▶ [EXERCISE] The records below are to be copied word for word, with every picture left out.
*** MATERIALS PROVIDED
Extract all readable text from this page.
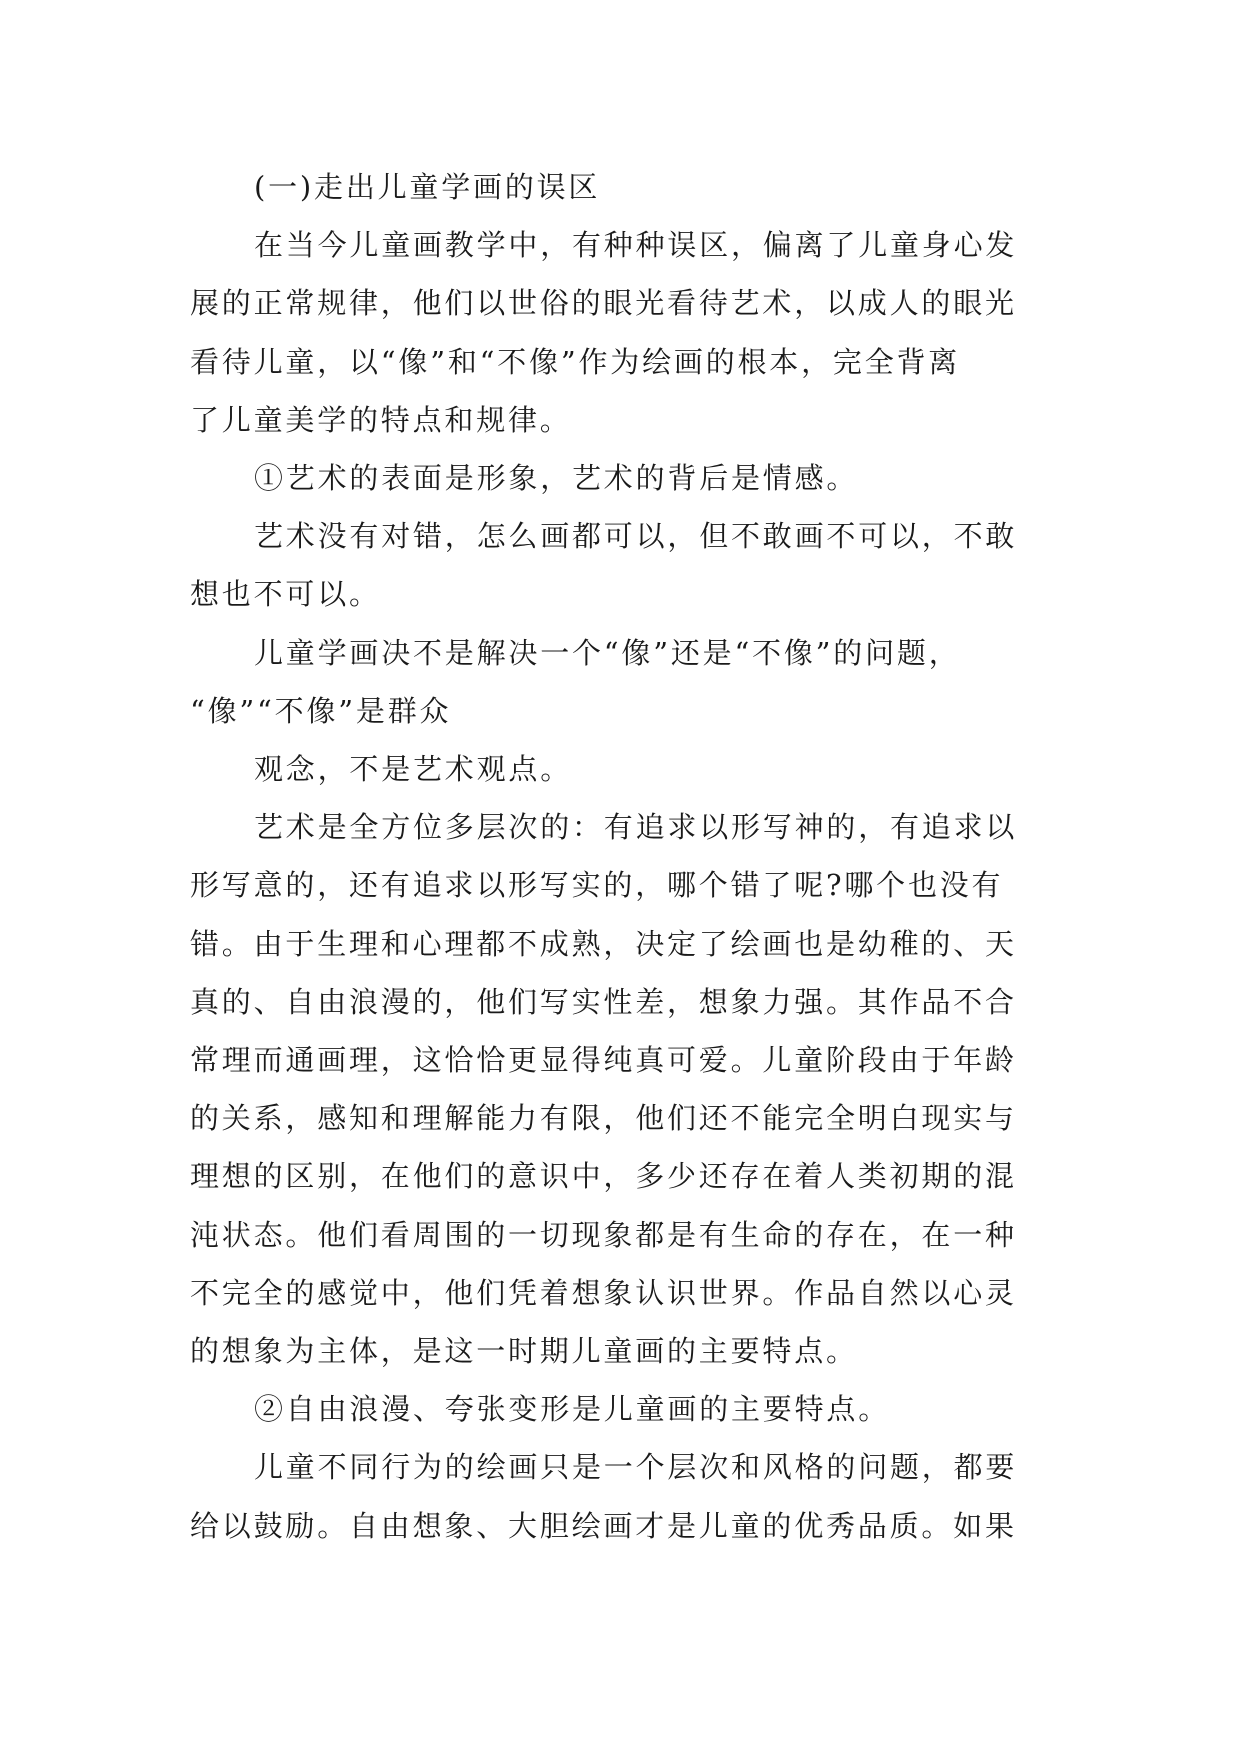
(一)走出儿童学画的误区
在当今儿童画教学中，有种种误区，偏离了儿童身心发
展的正常规律，他们以世俗的眼光看待艺术，以成人的眼光
看待儿童，以“像”和“不像”作为绘画的根本，完全背离
了儿童美学的特点和规律。
①艺术的表面是形象，艺术的背后是情感。
艺术没有对错，怎么画都可以，但不敢画不可以，不敢
想也不可以。
儿童学画决不是解决一个“像”还是“不像”的问题，
“像”“不像”是群众
观念，不是艺术观点。
艺术是全方位多层次的：有追求以形写神的，有追求以
形写意的，还有追求以形写实的，哪个错了呢?哪个也没有
错。由于生理和心理都不成熟，决定了绘画也是幼稚的、天
真的、自由浪漫的，他们写实性差，想象力强。其作品不合
常理而通画理，这恰恰更显得纯真可爱。儿童阶段由于年龄
的关系，感知和理解能力有限，他们还不能完全明白现实与
理想的区别，在他们的意识中，多少还存在着人类初期的混
沌状态。他们看周围的一切现象都是有生命的存在，在一种
不完全的感觉中，他们凭着想象认识世界。作品自然以心灵
的想象为主体，是这一时期儿童画的主要特点。
②自由浪漫、夸张变形是儿童画的主要特点。
儿童不同行为的绘画只是一个层次和风格的问题，都要
给以鼓励。自由想象、大胆绘画才是儿童的优秀品质。如果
******
▶ [SOLUTION]
Extract all readable text from this page.
(一)走出儿童学画的误区
在当今儿童画教学中，有种种误区，偏离了儿童身心发
展的正常规律，他们以世俗的眼光看待艺术，以成人的眼光
看待儿童，以“像”和“不像”作为绘画的根本，完全背离
了儿童美学的特点和规律。
①艺术的表面是形象，艺术的背后是情感。
艺术没有对错，怎么画都可以，但不敢画不可以，不敢
想也不可以。
儿童学画决不是解决一个“像”还是“不像”的问题，
“像”“不像”是群众
观念，不是艺术观点。
艺术是全方位多层次的：有追求以形写神的，有追求以
形写意的，还有追求以形写实的，哪个错了呢?哪个也没有
错。由于生理和心理都不成熟，决定了绘画也是幼稚的、天
真的、自由浪漫的，他们写实性差，想象力强。其作品不合
常理而通画理，这恰恰更显得纯真可爱。儿童阶段由于年龄
的关系，感知和理解能力有限，他们还不能完全明白现实与
理想的区别，在他们的意识中，多少还存在着人类初期的混
沌状态。他们看周围的一切现象都是有生命的存在，在一种
不完全的感觉中，他们凭着想象认识世界。作品自然以心灵
的想象为主体，是这一时期儿童画的主要特点。
②自由浪漫、夸张变形是儿童画的主要特点。
儿童不同行为的绘画只是一个层次和风格的问题，都要
给以鼓励。自由想象、大胆绘画才是儿童的优秀品质。如果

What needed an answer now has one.